— BEGIN —

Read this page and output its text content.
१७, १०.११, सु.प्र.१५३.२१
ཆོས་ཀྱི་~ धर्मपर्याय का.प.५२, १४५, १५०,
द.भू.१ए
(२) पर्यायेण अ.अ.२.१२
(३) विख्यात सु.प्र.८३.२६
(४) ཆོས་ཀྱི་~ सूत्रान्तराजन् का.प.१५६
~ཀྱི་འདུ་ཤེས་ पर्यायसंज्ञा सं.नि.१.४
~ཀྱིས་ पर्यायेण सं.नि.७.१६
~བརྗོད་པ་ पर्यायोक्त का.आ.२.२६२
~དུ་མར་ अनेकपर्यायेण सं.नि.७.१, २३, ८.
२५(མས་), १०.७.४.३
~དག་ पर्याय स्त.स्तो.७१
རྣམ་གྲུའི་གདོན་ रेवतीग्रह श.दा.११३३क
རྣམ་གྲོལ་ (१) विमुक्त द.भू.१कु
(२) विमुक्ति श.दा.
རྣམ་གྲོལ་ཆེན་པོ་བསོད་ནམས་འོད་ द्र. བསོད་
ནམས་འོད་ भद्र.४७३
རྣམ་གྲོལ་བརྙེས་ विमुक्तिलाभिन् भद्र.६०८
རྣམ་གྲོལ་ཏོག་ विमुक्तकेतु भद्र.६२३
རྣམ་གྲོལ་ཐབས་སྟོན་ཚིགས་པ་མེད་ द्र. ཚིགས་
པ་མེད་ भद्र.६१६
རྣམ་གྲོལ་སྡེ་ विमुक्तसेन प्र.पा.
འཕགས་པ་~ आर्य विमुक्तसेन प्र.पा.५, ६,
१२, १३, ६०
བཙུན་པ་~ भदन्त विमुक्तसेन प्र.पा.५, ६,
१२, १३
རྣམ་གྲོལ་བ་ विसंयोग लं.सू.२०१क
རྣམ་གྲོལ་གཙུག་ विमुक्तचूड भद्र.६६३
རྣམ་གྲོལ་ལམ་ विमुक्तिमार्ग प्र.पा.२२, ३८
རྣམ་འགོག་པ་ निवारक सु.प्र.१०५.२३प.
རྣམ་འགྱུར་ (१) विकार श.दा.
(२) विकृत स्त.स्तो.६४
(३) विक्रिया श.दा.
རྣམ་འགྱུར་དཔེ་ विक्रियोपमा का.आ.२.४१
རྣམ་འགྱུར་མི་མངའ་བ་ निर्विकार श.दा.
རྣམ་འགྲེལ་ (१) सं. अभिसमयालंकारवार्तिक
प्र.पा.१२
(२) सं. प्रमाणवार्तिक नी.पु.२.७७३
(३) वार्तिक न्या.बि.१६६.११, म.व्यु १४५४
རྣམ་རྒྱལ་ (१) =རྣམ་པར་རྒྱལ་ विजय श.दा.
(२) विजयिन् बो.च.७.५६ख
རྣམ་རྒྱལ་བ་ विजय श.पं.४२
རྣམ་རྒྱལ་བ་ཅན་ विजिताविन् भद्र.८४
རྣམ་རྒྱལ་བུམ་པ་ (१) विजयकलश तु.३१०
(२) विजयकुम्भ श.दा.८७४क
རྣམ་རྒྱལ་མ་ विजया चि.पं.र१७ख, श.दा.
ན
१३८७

— END —

Do this:
Set down the material above again, word for word.

Exercise solution:
Read this page and output its text content.
१७, १०.११, सु.प्र.१५३.२१
ཆོས་ཀྱི་~ धर्मपर्याय का.प.५२, १४५, १५०,
द.भू.१ए
(२) पर्यायेण अ.अ.२.१२
(३) विख्यात सु.प्र.८३.२६
(४) ཆོས་ཀྱི་~ सूत्रान्तराजन् का.प.१५६
~ཀྱི་འདུ་ཤེས་ पर्यायसंज्ञा सं.नि.१.४
~ཀྱིས་ पर्यायेण सं.नि.७.१६
~བརྗོད་པ་ पर्यायोक्त का.आ.२.२६२
~དུ་མར་ अनेकपर्यायेण सं.नि.७.१, २३, ८.
२५(མས་), १०.७.४.३
~དག་ पर्याय स्त.स्तो.७१
རྣམ་གྲུའི་གདོན་ रेवतीग्रह श.दा.११३३क
རྣམ་གྲོལ་ (१) विमुक्त द.भू.१कु
(२) विमुक्ति श.दा.
རྣམ་གྲོལ་ཆེན་པོ་བསོད་ནམས་འོད་ द्र. བསོད་
ནམས་འོད་ भद्र.४७३
རྣམ་གྲོལ་བརྙེས་ विमुक्तिलाभिन् भद्र.६०८
རྣམ་གྲོལ་ཏོག་ विमुक्तकेतु भद्र.६२३
རྣམ་གྲོལ་ཐབས་སྟོན་ཚིགས་པ་མེད་ द्र. ཚིགས་
པ་མེད་ भद्र.६१६
རྣམ་གྲོལ་སྡེ་ विमुक्तसेन प्र.पा.
འཕགས་པ་~ आर्य विमुक्तसेन प्र.पा.५, ६,
१२, १३, ६०
བཙུན་པ་~ भदन्त विमुक्तसेन प्र.पा.५, ६,
१२, १३
རྣམ་གྲོལ་བ་ विसंयोग लं.सू.२०१क
རྣམ་གྲོལ་གཙུག་ विमुक्तचूड भद्र.६६३
རྣམ་གྲོལ་ལམ་ विमुक्तिमार्ग प्र.पा.२२, ३८
རྣམ་འགོག་པ་ निवारक सु.प्र.१०५.२३प.
རྣམ་འགྱུར་ (१) विकार श.दा.
(२) विकृत स्त.स्तो.६४
(३) विक्रिया श.दा.
རྣམ་འགྱུར་དཔེ་ विक्रियोपमा का.आ.२.४१
རྣམ་འགྱུར་མི་མངའ་བ་ निर्विकार श.दा.
རྣམ་འགྲེལ་ (१) सं. अभिसमयालंकारवार्तिक
प्र.पा.१२
(२) सं. प्रमाणवार्तिक नी.पु.२.७७३
(३) वार्तिक न्या.बि.१६६.११, म.व्यु १४५४
རྣམ་རྒྱལ་ (१) =རྣམ་པར་རྒྱལ་ विजय श.दा.
(२) विजयिन् बो.च.७.५६ख
རྣམ་རྒྱལ་བ་ विजय श.पं.४२
རྣམ་རྒྱལ་བ་ཅན་ विजिताविन् भद्र.८४
རྣམ་རྒྱལ་བུམ་པ་ (१) विजयकलश तु.३१०
(२) विजयकुम्भ श.दा.८७४क
རྣམ་རྒྱལ་མ་ विजया चि.पं.र१७ख, श.दा.
ན
१३८७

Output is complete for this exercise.